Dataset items

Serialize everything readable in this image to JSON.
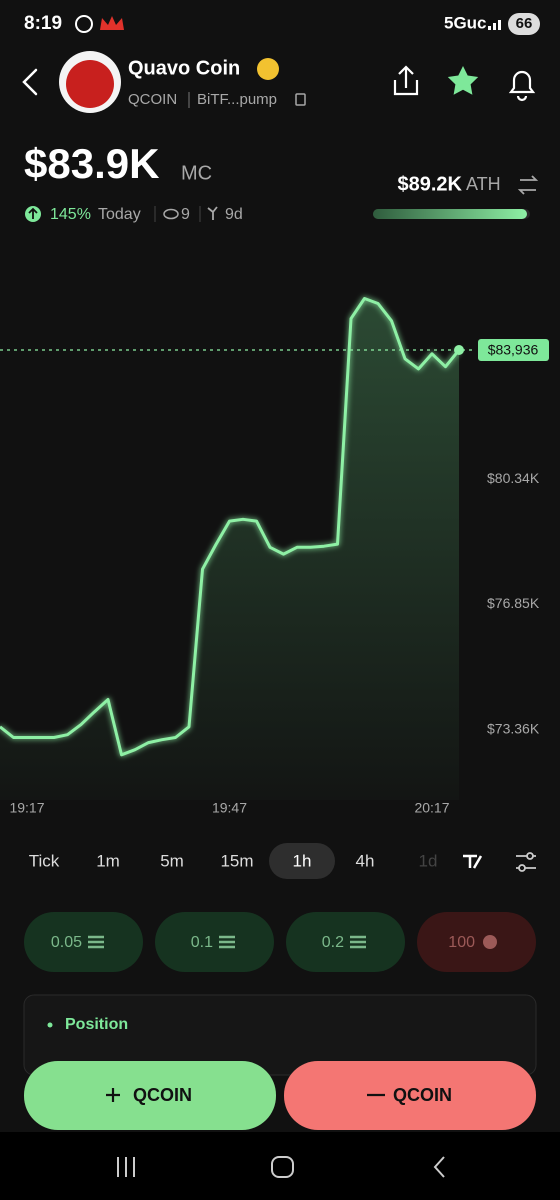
{
  "status_bar": {
    "time": "8:19",
    "network": "5Guc",
    "battery": "66"
  },
  "header": {
    "name": "Quavo Coin",
    "ticker": "QCOIN",
    "address": "BiTF...pump"
  },
  "market_cap": {
    "value": "$83.9K",
    "unit": "MC",
    "change": "145%",
    "period": "Today",
    "watchers": "9",
    "age": "9d"
  },
  "ath": {
    "value": "$89.2K",
    "label": "ATH"
  },
  "chart_data": {
    "type": "line",
    "color": "#8ef0a5",
    "x": [
      "19:13",
      "19:15",
      "19:17",
      "19:19",
      "19:21",
      "19:23",
      "19:25",
      "19:27",
      "19:29",
      "19:31",
      "19:33",
      "19:35",
      "19:37",
      "19:39",
      "19:41",
      "19:43",
      "19:45",
      "19:47",
      "19:49",
      "19:51",
      "19:53",
      "19:55",
      "19:57",
      "19:59",
      "20:01",
      "20:03",
      "20:05",
      "20:07",
      "20:09",
      "20:11",
      "20:13",
      "20:15",
      "20:17",
      "20:19",
      "20:21"
    ],
    "values": [
      73440,
      73140,
      73140,
      73140,
      73140,
      73220,
      73500,
      73860,
      74200,
      72660,
      72800,
      73000,
      73080,
      73140,
      73440,
      77830,
      78520,
      79170,
      79220,
      79170,
      78440,
      78250,
      78440,
      78440,
      78470,
      78530,
      84810,
      85370,
      85230,
      84750,
      83690,
      83410,
      83830,
      83470,
      83936
    ],
    "value_labels": [
      null,
      null,
      null,
      null,
      null,
      null,
      null,
      null,
      null,
      null,
      null,
      null,
      null,
      null,
      null,
      null,
      null,
      null,
      null,
      null,
      null,
      null,
      null,
      null,
      null,
      null,
      null,
      null,
      null,
      null,
      null,
      null,
      null,
      null,
      "$83,936"
    ],
    "xticks": [
      "19:17",
      "19:47",
      "20:17"
    ],
    "ylim": [
      71400,
      87000
    ],
    "yticks": [
      {
        "value": 73360,
        "label": "$73.36K"
      },
      {
        "value": 76850,
        "label": "$76.85K"
      },
      {
        "value": 80340,
        "label": "$80.34K"
      }
    ]
  },
  "timeframes": [
    "Tick",
    "1m",
    "5m",
    "15m",
    "1h",
    "4h",
    "1d"
  ],
  "selected_timeframe": "1h",
  "amounts": [
    "0.05",
    "0.1",
    "0.2",
    "100"
  ],
  "position": {
    "title": "Position"
  },
  "actions": {
    "buy": "QCOIN",
    "sell": "QCOIN"
  }
}
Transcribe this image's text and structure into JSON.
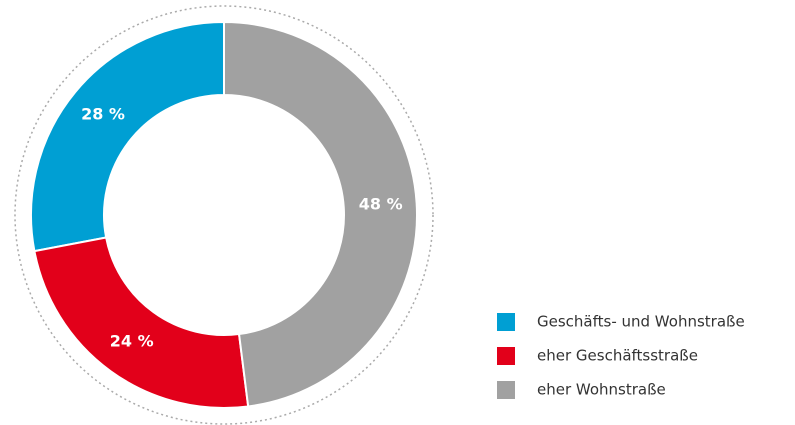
{
  "chart_data": {
    "type": "donut",
    "categories": [
      "Geschäfts- und Wohnstraße",
      "eher Geschäftsstraße",
      "eher Wohnstraße"
    ],
    "values": [
      28,
      24,
      48
    ],
    "value_labels": [
      "28 %",
      "24 %",
      "48 %"
    ],
    "colors": [
      "#009fd3",
      "#e2001a",
      "#a1a1a1"
    ],
    "legend": "right"
  }
}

WHAT IS BEING ASKED —
In the records above, locate each line with the word "image". Copy all such lines.

RESPONSE FOR THIS EXERCISE —
Serialize everything readable in this image to JSON.
Transcribe this image's text and structure into JSON.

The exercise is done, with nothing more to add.